Source records:
## BEGIN

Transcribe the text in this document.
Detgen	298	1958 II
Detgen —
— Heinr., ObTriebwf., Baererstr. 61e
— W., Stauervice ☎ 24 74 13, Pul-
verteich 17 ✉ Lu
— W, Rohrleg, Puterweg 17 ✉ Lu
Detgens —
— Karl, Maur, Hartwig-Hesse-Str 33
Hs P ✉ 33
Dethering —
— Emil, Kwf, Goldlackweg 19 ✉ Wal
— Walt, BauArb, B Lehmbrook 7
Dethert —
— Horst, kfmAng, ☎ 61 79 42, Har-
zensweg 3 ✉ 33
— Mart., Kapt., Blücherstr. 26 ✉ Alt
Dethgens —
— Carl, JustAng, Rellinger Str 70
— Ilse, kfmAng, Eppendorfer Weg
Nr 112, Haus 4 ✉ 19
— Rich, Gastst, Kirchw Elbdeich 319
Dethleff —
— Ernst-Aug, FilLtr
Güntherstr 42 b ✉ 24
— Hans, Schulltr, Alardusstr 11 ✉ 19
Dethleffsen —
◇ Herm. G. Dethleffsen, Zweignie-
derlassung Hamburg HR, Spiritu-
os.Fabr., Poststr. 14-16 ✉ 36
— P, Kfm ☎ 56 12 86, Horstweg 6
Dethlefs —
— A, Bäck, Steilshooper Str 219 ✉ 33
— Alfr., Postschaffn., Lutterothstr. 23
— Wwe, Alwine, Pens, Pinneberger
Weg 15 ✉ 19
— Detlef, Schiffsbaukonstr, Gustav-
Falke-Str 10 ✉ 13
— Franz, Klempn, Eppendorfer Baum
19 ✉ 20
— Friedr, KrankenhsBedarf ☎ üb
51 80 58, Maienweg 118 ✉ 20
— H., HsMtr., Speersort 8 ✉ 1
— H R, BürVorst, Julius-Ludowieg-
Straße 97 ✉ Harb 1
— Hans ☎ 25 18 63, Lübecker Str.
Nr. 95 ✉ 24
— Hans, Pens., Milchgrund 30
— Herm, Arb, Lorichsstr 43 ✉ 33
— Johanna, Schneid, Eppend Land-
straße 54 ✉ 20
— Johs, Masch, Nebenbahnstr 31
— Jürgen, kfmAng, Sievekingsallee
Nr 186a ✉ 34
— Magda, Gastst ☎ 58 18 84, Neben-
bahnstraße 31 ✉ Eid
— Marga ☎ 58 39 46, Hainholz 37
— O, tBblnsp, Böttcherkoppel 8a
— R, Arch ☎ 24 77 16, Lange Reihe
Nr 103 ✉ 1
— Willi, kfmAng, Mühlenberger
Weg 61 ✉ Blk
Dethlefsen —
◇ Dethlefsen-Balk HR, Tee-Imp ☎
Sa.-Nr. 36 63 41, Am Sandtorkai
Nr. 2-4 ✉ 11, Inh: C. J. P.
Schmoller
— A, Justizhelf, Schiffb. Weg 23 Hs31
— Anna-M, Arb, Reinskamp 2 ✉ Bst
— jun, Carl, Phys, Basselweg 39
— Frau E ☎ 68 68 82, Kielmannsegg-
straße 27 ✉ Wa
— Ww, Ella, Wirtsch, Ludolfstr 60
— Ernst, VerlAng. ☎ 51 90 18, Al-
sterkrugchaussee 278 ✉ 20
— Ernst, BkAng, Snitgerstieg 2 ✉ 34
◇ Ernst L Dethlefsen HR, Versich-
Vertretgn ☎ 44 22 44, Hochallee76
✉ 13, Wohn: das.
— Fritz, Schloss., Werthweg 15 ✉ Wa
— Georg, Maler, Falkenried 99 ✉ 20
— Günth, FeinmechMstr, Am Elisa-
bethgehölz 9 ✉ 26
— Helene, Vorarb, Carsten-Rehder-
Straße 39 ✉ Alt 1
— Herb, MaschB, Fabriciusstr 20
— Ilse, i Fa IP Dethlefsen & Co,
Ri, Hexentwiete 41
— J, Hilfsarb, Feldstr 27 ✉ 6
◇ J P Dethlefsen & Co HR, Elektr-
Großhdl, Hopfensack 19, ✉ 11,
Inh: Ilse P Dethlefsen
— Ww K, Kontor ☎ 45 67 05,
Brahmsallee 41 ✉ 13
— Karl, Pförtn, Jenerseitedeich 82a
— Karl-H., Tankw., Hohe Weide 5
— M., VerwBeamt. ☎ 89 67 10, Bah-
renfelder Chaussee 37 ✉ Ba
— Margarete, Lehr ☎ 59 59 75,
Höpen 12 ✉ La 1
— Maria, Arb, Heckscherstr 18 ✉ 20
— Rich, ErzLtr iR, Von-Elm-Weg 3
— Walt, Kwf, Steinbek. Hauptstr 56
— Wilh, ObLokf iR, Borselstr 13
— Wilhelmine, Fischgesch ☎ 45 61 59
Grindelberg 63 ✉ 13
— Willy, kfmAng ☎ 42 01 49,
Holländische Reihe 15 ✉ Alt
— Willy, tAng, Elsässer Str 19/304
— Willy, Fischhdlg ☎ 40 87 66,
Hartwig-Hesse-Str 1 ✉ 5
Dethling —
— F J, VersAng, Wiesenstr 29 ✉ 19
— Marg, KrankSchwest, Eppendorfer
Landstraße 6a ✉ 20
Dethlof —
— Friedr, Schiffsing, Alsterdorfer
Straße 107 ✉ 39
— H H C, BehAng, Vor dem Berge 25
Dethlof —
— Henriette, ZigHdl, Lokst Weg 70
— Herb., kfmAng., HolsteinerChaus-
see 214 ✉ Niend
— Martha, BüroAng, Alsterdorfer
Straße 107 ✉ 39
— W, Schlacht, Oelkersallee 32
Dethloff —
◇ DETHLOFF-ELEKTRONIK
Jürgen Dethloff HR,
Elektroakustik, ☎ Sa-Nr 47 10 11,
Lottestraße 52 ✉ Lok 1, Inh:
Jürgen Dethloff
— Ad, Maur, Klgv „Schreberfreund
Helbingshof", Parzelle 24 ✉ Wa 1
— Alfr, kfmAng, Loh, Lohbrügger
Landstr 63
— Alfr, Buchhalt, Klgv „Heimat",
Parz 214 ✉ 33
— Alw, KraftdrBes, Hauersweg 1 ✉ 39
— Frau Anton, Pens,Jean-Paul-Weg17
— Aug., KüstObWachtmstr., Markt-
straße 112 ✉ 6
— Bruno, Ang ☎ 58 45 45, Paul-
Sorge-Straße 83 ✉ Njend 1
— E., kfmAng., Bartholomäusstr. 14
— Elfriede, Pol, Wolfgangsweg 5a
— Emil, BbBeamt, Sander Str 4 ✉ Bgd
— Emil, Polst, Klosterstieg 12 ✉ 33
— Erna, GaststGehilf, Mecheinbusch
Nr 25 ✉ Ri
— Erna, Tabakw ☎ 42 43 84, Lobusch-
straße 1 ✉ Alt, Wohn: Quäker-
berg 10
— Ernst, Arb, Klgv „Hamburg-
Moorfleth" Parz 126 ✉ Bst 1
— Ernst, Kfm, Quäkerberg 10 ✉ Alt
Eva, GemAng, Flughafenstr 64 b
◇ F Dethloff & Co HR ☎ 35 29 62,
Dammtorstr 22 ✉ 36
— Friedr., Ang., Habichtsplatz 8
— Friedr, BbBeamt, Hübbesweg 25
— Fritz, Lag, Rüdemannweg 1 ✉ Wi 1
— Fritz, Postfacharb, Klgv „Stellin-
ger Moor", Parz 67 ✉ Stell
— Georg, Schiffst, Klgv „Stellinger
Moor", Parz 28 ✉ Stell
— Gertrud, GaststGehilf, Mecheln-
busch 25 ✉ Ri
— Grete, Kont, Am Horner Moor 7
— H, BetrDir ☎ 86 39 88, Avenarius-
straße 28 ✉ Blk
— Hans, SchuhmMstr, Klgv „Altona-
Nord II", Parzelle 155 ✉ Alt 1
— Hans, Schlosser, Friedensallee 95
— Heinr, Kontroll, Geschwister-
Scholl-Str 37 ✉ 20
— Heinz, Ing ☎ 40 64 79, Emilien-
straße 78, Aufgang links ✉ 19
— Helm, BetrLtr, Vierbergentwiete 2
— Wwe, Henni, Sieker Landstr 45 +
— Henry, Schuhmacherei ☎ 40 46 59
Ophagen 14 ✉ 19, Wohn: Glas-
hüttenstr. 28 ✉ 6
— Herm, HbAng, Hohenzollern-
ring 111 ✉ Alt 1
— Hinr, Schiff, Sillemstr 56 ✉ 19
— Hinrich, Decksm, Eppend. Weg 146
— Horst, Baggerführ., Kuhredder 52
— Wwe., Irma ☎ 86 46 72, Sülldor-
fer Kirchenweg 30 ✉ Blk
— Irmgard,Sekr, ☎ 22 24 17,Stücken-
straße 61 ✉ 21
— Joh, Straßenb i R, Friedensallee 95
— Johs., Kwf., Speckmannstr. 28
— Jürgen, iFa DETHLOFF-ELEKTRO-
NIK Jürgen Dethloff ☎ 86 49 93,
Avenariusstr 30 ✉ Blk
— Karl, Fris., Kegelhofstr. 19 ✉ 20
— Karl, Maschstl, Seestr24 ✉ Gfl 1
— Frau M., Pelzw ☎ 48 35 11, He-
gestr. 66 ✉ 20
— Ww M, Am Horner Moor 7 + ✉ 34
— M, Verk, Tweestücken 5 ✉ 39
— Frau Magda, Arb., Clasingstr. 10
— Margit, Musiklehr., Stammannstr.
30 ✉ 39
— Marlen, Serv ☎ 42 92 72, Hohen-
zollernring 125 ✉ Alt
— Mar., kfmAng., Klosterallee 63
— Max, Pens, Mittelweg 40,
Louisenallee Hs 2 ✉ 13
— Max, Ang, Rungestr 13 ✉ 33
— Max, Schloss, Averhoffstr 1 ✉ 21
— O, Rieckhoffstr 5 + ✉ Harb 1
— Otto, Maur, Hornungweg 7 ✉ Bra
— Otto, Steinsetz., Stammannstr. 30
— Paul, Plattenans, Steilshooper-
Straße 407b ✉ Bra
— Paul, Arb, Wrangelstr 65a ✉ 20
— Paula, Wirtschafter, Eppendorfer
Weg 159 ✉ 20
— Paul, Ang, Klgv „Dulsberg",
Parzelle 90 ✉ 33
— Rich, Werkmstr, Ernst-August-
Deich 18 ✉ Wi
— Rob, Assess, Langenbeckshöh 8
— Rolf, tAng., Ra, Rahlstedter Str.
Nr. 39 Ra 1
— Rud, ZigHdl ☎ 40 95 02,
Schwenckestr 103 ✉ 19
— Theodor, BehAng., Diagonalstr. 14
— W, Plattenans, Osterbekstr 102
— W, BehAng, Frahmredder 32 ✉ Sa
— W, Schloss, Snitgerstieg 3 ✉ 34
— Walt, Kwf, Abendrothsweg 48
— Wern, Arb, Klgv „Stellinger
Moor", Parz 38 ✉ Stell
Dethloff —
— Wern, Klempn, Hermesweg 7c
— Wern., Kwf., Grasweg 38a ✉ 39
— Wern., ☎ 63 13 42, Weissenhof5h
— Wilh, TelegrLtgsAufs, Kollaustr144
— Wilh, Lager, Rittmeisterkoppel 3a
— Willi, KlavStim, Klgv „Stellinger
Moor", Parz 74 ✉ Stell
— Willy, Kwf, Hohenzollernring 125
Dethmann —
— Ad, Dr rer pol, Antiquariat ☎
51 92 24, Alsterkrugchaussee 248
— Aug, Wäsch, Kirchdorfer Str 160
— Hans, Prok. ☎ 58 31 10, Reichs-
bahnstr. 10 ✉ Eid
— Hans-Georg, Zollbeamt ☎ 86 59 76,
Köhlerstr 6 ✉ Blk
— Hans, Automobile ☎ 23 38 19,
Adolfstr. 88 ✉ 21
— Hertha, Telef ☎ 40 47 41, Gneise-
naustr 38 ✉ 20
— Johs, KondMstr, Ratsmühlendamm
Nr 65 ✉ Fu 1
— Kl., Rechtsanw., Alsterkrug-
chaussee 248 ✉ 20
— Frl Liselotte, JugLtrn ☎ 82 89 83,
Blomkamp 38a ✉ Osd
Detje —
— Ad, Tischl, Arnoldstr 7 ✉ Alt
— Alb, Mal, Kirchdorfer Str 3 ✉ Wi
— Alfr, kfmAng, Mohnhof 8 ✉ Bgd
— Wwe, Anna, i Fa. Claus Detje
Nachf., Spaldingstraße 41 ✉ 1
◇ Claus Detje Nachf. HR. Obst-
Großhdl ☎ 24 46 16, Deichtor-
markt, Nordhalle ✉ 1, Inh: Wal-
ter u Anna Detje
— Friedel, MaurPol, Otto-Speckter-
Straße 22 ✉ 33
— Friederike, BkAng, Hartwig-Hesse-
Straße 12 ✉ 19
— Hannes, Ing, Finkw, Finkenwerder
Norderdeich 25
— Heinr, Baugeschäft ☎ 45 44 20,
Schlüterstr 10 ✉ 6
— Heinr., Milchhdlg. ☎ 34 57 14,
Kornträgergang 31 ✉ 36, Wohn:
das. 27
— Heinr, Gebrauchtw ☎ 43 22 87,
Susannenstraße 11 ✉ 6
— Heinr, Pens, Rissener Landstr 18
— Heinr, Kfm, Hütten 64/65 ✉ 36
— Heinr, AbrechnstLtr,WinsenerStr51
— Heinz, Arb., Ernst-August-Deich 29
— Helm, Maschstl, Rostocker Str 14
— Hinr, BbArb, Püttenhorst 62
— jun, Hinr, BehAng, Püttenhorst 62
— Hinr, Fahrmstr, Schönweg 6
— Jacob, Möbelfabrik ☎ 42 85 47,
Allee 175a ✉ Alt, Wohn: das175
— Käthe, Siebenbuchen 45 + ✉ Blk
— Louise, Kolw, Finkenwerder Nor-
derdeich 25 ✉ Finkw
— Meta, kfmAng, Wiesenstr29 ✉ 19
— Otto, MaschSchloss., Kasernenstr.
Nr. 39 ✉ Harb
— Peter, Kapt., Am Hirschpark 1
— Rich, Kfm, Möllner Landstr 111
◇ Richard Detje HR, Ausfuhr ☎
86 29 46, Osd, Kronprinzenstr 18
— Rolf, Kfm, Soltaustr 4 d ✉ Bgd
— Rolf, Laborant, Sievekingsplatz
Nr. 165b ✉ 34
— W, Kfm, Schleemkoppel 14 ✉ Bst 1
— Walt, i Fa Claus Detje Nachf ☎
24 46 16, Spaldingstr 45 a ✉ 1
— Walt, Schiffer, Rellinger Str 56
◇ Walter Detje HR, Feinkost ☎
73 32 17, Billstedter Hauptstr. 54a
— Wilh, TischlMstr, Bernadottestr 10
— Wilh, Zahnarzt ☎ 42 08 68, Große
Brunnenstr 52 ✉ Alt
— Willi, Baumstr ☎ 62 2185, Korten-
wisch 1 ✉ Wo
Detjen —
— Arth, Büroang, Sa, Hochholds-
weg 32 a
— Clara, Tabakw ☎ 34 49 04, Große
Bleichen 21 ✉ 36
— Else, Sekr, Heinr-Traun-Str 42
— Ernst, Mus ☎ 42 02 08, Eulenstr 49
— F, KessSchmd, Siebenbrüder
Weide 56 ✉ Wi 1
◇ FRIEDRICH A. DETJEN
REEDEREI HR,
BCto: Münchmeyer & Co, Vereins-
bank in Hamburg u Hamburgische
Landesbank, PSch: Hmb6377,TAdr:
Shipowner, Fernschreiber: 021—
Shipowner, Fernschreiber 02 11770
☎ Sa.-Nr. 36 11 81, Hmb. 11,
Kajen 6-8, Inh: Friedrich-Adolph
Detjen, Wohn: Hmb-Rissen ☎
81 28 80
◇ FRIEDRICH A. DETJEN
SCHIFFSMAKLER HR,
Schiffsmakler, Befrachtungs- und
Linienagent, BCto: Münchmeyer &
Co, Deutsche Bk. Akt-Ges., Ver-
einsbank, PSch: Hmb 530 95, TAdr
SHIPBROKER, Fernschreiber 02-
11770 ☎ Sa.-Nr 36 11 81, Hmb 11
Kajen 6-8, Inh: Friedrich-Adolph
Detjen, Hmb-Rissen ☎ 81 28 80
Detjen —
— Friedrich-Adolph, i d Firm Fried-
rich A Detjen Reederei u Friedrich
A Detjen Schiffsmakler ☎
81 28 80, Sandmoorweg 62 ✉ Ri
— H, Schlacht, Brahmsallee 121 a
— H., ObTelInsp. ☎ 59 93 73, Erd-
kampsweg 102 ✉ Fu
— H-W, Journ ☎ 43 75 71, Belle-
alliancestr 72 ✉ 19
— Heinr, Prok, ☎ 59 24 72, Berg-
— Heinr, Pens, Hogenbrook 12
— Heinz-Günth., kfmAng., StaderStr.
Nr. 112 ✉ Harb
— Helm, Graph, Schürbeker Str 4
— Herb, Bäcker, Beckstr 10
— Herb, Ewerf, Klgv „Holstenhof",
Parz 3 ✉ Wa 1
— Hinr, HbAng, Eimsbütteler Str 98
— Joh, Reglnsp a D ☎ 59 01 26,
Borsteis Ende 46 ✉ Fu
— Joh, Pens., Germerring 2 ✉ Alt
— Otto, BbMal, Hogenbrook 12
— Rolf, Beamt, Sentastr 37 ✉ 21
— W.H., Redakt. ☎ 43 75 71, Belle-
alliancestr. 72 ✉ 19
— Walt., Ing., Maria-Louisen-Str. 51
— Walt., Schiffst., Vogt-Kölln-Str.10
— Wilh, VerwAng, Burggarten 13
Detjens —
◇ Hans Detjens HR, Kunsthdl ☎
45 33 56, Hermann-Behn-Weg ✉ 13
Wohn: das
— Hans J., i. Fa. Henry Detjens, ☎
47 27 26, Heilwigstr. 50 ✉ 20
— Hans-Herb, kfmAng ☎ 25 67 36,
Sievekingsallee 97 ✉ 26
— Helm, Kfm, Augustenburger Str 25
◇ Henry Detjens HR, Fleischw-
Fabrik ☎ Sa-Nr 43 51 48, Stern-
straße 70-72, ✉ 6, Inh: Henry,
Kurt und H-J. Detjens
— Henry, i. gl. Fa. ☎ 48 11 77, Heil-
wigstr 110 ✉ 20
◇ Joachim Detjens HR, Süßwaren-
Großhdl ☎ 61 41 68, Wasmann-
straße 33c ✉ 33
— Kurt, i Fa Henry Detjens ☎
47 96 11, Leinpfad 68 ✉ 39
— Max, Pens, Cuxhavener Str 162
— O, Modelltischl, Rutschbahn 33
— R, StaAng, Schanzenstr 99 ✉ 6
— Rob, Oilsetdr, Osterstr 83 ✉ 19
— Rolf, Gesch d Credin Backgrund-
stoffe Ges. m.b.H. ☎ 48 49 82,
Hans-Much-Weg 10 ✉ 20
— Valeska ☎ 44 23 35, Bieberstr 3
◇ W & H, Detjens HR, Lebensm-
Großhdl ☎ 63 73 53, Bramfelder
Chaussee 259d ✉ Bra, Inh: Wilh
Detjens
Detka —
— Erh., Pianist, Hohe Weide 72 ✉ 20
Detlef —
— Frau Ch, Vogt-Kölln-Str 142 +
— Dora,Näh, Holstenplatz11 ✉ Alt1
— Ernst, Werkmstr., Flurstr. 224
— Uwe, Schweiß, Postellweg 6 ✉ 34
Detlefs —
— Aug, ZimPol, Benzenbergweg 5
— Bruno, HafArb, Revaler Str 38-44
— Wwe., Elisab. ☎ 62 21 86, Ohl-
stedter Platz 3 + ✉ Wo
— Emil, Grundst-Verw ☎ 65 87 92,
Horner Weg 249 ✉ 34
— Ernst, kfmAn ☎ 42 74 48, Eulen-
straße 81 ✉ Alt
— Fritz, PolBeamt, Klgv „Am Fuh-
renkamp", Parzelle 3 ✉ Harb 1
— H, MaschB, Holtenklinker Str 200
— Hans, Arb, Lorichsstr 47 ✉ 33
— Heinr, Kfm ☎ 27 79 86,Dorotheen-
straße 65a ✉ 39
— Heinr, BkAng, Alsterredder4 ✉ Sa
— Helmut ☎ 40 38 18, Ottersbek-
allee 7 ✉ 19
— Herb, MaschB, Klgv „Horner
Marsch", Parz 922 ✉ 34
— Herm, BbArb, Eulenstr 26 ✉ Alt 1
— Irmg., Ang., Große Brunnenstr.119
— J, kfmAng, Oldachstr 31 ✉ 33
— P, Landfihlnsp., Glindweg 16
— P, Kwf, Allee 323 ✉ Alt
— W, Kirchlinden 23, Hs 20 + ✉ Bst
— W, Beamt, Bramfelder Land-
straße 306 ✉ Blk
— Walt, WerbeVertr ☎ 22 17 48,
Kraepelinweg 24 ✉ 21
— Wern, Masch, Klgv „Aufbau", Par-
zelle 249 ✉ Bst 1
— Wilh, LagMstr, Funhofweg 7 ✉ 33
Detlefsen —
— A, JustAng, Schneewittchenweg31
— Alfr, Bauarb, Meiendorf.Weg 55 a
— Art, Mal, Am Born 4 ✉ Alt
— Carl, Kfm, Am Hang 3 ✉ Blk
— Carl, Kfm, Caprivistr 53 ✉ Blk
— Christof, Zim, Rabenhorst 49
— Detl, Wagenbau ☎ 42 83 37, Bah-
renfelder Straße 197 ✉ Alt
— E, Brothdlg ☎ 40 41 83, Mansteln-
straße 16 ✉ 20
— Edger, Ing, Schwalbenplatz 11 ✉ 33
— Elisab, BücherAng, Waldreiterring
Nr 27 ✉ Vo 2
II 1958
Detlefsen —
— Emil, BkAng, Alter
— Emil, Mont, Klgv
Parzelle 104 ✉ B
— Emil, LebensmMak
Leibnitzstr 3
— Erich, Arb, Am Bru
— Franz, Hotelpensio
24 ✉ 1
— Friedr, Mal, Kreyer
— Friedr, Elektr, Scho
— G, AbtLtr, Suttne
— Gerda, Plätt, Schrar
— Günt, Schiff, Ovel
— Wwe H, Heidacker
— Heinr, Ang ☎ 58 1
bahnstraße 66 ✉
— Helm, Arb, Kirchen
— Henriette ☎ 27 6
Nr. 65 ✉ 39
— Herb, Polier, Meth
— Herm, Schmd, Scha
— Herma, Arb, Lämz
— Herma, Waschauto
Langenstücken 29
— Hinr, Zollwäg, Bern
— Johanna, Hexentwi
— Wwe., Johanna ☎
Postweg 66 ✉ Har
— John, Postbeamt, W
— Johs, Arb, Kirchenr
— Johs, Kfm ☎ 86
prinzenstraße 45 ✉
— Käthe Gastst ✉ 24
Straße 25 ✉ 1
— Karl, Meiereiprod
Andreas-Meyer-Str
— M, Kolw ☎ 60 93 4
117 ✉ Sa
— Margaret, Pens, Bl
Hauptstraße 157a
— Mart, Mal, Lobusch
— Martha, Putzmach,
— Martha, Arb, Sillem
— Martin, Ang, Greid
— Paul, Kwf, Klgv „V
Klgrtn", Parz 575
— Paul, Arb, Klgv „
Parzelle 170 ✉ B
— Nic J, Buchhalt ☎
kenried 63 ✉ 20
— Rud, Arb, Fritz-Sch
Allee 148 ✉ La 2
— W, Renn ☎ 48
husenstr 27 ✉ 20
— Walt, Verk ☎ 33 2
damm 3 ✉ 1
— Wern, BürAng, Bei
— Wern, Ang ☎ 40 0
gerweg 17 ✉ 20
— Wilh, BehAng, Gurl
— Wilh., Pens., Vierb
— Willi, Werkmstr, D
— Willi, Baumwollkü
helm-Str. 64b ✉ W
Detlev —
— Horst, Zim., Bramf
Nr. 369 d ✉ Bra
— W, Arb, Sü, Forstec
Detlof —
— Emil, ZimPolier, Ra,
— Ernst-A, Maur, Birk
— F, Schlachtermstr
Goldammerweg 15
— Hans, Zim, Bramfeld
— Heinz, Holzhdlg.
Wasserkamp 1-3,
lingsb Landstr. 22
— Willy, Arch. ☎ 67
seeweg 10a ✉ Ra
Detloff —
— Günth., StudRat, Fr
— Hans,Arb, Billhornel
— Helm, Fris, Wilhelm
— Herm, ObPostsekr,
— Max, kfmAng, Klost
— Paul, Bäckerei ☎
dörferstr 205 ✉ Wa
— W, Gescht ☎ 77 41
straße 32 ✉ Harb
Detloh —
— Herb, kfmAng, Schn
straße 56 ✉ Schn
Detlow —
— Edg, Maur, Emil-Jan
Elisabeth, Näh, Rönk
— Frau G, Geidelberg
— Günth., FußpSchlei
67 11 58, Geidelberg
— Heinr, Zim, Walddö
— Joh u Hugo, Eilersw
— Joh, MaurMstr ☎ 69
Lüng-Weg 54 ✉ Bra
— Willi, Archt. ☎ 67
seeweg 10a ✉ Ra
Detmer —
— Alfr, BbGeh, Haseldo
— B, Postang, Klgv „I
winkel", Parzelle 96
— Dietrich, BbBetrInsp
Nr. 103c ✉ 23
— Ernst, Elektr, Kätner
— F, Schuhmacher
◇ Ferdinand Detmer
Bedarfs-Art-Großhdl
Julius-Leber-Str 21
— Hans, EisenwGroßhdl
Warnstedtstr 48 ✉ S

## END

§ **What is needed**
Out of the preceding entries, pull every line containing the string "Heinz".

§ **Final result**
— Heinz, Ing ☎ 40 64 79, Emilien-
— Heinz, Arb., Ernst-August-Deich 29
— Heinz-Günth., kfmAng., StaderStr.
— Heinz, Holzhdlg.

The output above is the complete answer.